**Exercise directions**.
Find every line in the entries below that contains the word "Rini", and copy each of those lines. Only matches with the same uppercase and lowercase letters count.
──────── Records for the task
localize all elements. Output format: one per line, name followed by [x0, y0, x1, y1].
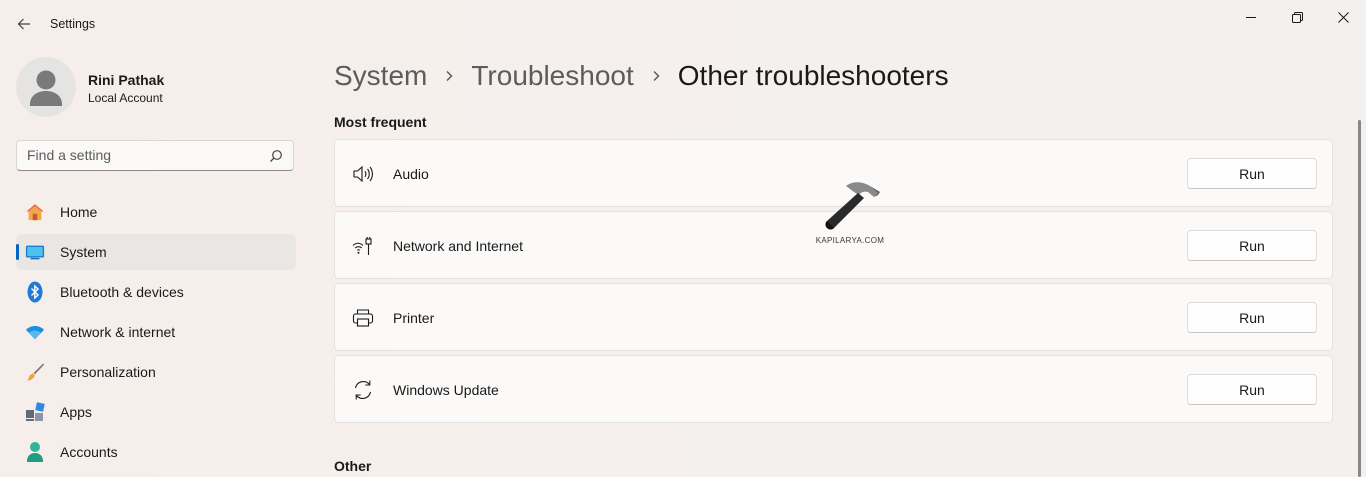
sidebar-item-label: Network & internet — [60, 324, 176, 340]
back-arrow-icon — [17, 18, 30, 30]
wifi-icon — [25, 322, 45, 342]
breadcrumb: System Troubleshoot Other troubleshooter… — [334, 58, 949, 94]
run-button-audio[interactable]: Run — [1187, 158, 1317, 189]
user-icon — [30, 70, 62, 106]
title-bar: Settings — [0, 0, 1366, 48]
troubleshooter-label: Windows Update — [393, 382, 499, 398]
troubleshooter-card-windows-update: Windows Update Run — [334, 355, 1333, 423]
troubleshooter-label: Network and Internet — [393, 238, 523, 254]
sidebar-item-network[interactable]: Network & internet — [16, 314, 296, 350]
sidebar-item-system[interactable]: System — [16, 234, 296, 270]
account-type: Local Account — [88, 91, 163, 105]
main-content: System Troubleshoot Other troubleshooter… — [310, 48, 1366, 477]
nav-list: Home System Bluetooth & devices Network … — [16, 194, 296, 474]
troubleshooter-card-printer: Printer Run — [334, 283, 1333, 351]
watermark-logo: KAPILARYA.COM — [812, 178, 888, 248]
search-input[interactable] — [27, 147, 257, 163]
page-title: Other troubleshooters — [677, 60, 949, 91]
sidebar-item-label: Personalization — [60, 364, 156, 380]
sidebar-item-home[interactable]: Home — [16, 194, 296, 230]
sidebar: Rini Pathak Local Account Home — [0, 48, 310, 477]
sidebar-item-label: Accounts — [60, 444, 118, 460]
printer-icon — [351, 307, 375, 329]
watermark-text: KAPILARYA.COM — [815, 236, 885, 245]
run-button-network[interactable]: Run — [1187, 230, 1317, 261]
system-icon — [25, 242, 45, 262]
hammer-icon — [825, 182, 880, 230]
troubleshooter-label: Printer — [393, 310, 435, 326]
chevron-right-icon — [634, 70, 678, 82]
sidebar-item-apps[interactable]: Apps — [16, 394, 296, 430]
sidebar-item-label: Home — [60, 204, 98, 220]
close-button[interactable] — [1320, 4, 1366, 30]
sidebar-item-bluetooth[interactable]: Bluetooth & devices — [16, 274, 296, 310]
run-button-windows-update[interactable]: Run — [1187, 374, 1317, 405]
avatar[interactable] — [16, 57, 76, 117]
apps-icon — [25, 402, 45, 422]
close-icon — [1337, 11, 1349, 23]
restore-icon — [1291, 11, 1303, 23]
sidebar-item-label: System — [60, 244, 107, 260]
sidebar-item-label: Apps — [60, 404, 92, 420]
app-title: Settings — [50, 17, 96, 31]
sidebar-item-personalization[interactable]: Personalization — [16, 354, 296, 390]
troubleshooter-label: Audio — [393, 166, 429, 182]
active-indicator — [16, 244, 19, 260]
chevron-right-icon — [427, 70, 471, 82]
sync-icon — [351, 379, 375, 401]
section-title-other: Other — [334, 458, 372, 474]
sidebar-item-label: Bluetooth & devices — [60, 284, 184, 300]
search-icon[interactable] — [269, 149, 283, 163]
section-title-most-frequent: Most frequent — [334, 114, 427, 130]
search-box[interactable] — [16, 140, 294, 171]
breadcrumb-item-system[interactable]: System — [334, 60, 427, 92]
speaker-icon — [351, 163, 375, 185]
user-name: Rini Pathak — [88, 72, 165, 88]
minimize-icon — [1246, 17, 1256, 18]
home-icon — [25, 202, 45, 222]
back-button[interactable] — [10, 10, 38, 38]
restore-button[interactable] — [1274, 4, 1320, 30]
sidebar-item-accounts[interactable]: Accounts — [16, 434, 296, 470]
network-icon — [351, 235, 375, 257]
minimize-button[interactable] — [1228, 4, 1274, 30]
accounts-icon — [25, 442, 45, 462]
run-button-printer[interactable]: Run — [1187, 302, 1317, 333]
brush-icon — [25, 362, 45, 382]
bluetooth-icon — [25, 281, 45, 303]
breadcrumb-item-troubleshoot[interactable]: Troubleshoot — [471, 60, 633, 92]
scrollbar[interactable] — [1358, 120, 1361, 477]
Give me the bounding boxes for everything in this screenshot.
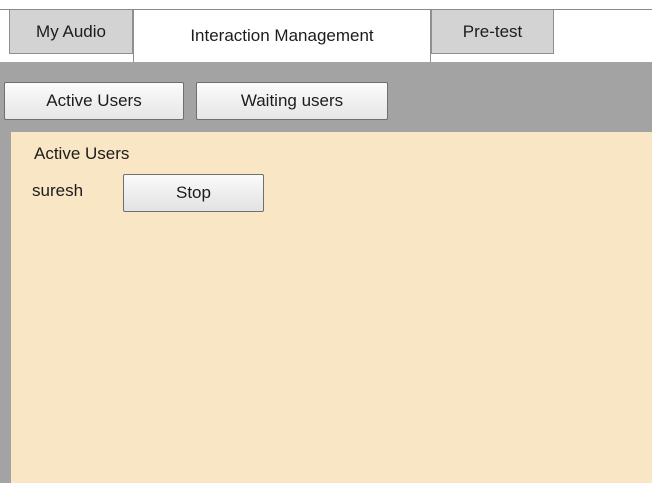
────────────────
**The result**.
sidebar: Rini Pathak Local Account Home — [0, 48, 310, 477]
user-name: Rini Pathak — [88, 72, 165, 88]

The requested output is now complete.